(Saved data entries)
+ + +

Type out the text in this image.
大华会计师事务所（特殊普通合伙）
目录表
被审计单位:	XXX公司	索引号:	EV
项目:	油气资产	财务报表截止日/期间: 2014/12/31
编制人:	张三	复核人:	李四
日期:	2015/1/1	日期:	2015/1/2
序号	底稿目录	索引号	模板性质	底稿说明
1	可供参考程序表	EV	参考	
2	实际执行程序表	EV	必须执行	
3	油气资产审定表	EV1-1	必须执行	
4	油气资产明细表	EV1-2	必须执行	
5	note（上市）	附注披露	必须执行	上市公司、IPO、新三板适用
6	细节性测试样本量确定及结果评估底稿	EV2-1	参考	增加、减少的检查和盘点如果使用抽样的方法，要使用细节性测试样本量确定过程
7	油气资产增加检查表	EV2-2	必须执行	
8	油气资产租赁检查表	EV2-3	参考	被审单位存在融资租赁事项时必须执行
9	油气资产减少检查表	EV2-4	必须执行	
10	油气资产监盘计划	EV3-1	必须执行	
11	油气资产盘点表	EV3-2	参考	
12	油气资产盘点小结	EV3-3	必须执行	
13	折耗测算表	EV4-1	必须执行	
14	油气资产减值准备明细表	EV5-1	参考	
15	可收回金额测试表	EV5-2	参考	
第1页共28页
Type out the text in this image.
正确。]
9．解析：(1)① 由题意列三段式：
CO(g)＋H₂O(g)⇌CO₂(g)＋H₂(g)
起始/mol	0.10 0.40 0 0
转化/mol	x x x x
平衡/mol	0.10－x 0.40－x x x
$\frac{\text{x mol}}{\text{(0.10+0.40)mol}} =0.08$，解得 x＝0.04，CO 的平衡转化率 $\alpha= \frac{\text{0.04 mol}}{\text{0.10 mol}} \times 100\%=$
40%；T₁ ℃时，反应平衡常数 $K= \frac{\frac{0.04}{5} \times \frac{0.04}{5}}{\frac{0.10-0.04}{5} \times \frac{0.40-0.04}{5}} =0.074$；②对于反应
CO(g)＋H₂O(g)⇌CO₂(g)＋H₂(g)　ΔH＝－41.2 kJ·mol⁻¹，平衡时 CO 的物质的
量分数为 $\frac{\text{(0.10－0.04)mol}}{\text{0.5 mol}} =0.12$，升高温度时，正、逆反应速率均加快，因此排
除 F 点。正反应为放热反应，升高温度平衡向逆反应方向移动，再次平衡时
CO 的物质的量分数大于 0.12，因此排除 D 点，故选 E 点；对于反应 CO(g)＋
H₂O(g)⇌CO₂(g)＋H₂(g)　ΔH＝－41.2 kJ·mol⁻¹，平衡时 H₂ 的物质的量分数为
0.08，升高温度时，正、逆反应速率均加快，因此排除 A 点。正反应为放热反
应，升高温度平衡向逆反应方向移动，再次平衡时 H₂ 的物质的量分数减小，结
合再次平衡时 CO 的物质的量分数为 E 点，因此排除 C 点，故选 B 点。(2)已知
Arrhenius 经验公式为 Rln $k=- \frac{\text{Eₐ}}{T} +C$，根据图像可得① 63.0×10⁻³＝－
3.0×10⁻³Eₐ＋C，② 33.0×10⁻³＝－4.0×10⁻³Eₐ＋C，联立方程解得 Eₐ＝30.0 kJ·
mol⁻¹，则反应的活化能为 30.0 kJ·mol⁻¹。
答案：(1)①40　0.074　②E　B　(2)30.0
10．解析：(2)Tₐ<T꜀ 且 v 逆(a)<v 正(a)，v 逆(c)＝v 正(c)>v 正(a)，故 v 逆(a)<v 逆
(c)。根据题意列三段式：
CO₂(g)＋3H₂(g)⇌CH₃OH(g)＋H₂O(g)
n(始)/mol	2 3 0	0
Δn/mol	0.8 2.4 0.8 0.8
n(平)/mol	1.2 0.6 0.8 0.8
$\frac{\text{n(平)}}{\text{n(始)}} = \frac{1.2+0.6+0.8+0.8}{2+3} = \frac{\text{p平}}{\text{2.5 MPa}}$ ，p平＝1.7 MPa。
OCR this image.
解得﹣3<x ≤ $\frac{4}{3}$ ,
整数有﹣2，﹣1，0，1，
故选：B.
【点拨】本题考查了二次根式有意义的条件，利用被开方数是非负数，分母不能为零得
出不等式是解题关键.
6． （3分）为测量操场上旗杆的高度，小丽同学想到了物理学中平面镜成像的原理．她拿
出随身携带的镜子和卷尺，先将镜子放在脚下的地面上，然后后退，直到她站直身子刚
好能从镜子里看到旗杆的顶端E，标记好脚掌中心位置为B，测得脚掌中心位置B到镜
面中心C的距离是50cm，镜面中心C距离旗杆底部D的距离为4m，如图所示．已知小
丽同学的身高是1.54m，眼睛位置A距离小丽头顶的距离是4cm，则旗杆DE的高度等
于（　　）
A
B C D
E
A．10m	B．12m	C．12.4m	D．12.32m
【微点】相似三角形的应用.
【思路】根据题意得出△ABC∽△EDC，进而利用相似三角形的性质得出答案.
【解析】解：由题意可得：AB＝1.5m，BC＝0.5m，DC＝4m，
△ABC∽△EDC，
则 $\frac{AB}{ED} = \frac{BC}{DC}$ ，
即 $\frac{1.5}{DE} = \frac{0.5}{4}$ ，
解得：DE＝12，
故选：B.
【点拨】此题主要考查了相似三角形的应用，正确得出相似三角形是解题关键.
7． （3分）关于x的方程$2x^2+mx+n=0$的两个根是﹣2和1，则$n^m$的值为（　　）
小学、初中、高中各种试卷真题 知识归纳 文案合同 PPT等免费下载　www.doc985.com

+ + +

- [What needs to be done] Search the entries for the word "times" and copy every line that has it.

- [Output for this task]
$\frac{\text{x mol}}{\text{(0.10+0.40)mol}} =0.08$，解得 x＝0.04，CO 的平衡转化率 $\alpha= \frac{\text{0.04 mol}}{\text{0.10 mol}} \times 100\%=$
40%；T₁ ℃时，反应平衡常数 $K= \frac{\frac{0.04}{5} \times \frac{0.04}{5}}{\frac{0.10-0.04}{5} \times \frac{0.40-0.04}{5}} =0.074$；②对于反应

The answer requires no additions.